Find the string "nindustry" in the data, then copy every line where it is found.

#### [INFORMATION GIVEN]
----------

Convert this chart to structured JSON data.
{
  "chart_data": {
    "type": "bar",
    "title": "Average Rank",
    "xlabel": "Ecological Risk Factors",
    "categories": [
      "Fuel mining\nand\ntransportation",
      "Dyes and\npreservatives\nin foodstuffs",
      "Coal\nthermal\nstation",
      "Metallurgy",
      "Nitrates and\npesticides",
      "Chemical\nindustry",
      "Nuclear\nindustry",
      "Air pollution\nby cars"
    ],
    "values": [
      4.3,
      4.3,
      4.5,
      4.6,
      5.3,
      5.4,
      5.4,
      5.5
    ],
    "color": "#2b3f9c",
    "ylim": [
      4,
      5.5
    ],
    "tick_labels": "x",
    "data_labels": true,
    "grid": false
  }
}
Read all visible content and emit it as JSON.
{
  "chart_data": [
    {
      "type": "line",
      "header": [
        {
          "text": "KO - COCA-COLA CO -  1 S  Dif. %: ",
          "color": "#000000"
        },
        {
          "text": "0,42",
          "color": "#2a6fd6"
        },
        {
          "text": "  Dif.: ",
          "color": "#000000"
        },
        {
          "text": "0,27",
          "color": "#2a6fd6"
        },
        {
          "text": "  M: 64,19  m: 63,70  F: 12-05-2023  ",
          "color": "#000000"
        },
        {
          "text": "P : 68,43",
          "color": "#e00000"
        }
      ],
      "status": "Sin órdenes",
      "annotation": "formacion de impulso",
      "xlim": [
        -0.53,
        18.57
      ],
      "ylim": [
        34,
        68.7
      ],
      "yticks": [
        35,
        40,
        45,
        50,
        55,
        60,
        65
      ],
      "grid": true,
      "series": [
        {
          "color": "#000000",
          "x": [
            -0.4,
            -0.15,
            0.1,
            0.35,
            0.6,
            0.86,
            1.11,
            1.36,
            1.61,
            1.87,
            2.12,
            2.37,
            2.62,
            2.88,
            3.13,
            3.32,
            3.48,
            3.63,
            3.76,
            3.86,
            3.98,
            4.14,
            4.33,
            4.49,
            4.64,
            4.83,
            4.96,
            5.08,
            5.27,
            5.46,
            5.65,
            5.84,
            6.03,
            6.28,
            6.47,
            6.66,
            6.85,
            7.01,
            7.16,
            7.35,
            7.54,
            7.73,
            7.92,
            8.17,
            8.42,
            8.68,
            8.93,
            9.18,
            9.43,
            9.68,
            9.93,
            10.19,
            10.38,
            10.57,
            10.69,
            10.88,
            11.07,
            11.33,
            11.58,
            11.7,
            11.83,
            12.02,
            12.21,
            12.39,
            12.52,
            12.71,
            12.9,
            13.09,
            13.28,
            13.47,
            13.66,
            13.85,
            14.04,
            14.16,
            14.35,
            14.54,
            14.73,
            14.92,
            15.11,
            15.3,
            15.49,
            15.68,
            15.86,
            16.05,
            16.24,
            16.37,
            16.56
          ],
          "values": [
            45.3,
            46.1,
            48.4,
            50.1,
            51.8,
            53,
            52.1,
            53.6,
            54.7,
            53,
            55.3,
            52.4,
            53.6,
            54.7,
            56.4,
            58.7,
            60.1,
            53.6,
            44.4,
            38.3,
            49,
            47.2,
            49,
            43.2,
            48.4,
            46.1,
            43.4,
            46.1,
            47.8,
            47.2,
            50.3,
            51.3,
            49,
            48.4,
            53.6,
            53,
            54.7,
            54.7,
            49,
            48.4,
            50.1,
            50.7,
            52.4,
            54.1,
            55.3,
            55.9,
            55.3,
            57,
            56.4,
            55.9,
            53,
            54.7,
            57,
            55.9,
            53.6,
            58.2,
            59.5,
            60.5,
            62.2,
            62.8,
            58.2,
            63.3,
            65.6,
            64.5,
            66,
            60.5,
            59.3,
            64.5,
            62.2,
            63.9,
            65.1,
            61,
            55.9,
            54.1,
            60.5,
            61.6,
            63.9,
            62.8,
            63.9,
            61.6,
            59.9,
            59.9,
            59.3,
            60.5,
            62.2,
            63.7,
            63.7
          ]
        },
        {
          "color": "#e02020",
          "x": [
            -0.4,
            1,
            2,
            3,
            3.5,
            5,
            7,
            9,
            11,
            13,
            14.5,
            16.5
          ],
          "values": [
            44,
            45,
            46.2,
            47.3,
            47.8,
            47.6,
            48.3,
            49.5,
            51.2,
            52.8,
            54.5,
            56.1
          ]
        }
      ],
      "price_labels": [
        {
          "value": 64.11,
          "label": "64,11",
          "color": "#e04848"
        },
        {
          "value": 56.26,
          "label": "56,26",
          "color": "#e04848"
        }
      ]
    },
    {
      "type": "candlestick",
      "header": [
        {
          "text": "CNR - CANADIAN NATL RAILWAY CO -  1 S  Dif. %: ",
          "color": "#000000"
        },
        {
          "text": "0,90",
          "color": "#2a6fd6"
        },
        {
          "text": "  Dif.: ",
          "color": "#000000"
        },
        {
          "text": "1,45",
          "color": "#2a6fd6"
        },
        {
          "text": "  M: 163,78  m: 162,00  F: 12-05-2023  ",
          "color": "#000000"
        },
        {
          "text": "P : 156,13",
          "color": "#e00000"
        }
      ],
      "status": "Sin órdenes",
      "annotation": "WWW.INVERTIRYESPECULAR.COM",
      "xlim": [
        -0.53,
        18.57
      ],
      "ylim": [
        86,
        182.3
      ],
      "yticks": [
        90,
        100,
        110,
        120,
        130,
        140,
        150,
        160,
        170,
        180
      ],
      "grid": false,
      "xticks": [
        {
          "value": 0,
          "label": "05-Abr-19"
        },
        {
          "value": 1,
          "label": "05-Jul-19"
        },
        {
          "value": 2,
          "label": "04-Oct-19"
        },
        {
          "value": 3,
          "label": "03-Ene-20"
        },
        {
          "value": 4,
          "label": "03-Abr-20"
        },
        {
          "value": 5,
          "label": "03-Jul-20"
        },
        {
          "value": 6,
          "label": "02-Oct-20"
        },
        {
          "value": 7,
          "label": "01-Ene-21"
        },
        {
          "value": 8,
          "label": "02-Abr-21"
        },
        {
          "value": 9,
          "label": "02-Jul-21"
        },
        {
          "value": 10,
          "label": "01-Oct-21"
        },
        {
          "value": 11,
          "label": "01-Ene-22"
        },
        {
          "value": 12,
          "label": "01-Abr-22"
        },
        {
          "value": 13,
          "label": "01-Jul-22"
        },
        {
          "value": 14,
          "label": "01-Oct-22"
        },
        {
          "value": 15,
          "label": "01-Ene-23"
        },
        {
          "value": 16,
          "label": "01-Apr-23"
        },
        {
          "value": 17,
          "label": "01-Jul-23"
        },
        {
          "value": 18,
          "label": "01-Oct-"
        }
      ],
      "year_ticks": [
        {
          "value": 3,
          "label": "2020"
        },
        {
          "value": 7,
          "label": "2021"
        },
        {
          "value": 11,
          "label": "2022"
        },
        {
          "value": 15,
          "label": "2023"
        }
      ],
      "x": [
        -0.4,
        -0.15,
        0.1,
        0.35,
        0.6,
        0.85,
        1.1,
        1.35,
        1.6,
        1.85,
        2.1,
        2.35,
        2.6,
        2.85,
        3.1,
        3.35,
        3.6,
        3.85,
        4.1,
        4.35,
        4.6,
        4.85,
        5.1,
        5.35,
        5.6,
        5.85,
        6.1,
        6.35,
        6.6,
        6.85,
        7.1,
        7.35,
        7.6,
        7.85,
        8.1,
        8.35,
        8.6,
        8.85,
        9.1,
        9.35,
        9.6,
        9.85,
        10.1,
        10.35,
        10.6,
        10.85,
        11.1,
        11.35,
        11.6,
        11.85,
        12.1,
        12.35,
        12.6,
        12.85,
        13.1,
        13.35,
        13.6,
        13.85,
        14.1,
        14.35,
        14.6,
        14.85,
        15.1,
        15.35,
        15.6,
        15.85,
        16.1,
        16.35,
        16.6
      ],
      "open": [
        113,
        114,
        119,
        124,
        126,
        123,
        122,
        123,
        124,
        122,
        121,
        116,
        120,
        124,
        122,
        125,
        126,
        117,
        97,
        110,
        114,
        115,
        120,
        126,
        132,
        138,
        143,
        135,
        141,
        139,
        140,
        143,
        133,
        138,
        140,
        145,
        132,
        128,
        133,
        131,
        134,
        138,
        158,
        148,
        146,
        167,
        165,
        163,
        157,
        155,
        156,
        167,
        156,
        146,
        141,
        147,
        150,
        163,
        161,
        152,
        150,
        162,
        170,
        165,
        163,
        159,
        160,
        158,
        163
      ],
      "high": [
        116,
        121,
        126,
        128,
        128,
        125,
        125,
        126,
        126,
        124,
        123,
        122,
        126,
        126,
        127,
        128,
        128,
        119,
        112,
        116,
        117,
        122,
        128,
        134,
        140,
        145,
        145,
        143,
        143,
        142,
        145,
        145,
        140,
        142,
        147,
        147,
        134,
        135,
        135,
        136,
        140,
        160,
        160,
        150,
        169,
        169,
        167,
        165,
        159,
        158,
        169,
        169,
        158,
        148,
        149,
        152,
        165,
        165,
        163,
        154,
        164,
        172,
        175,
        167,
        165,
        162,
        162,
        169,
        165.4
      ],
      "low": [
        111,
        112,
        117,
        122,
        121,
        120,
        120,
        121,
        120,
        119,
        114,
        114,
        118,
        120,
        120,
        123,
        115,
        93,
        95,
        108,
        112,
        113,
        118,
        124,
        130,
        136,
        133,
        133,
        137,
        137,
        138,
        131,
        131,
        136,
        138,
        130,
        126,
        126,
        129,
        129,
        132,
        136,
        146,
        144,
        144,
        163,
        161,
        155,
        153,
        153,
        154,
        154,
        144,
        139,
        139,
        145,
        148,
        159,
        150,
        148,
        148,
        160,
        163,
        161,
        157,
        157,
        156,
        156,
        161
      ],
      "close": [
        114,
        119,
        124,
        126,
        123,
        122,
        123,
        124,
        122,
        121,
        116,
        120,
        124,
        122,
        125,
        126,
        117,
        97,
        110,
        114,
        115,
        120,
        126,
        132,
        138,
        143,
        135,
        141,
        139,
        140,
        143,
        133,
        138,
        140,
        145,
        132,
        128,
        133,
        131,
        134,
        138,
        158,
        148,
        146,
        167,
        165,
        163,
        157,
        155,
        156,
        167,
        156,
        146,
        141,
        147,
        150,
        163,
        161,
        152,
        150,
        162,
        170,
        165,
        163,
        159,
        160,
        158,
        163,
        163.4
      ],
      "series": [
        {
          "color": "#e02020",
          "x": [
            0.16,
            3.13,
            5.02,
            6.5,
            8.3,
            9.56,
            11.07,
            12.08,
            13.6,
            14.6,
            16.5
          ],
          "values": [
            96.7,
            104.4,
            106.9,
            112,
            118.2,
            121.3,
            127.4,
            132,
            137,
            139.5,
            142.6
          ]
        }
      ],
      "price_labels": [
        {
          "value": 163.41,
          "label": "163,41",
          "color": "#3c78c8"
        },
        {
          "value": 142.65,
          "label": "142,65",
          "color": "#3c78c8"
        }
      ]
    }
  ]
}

----------

#### [ANSWER FOR THIS EXERCISE]
      "Chemical\nindustry",
      "Nuclear\nindustry",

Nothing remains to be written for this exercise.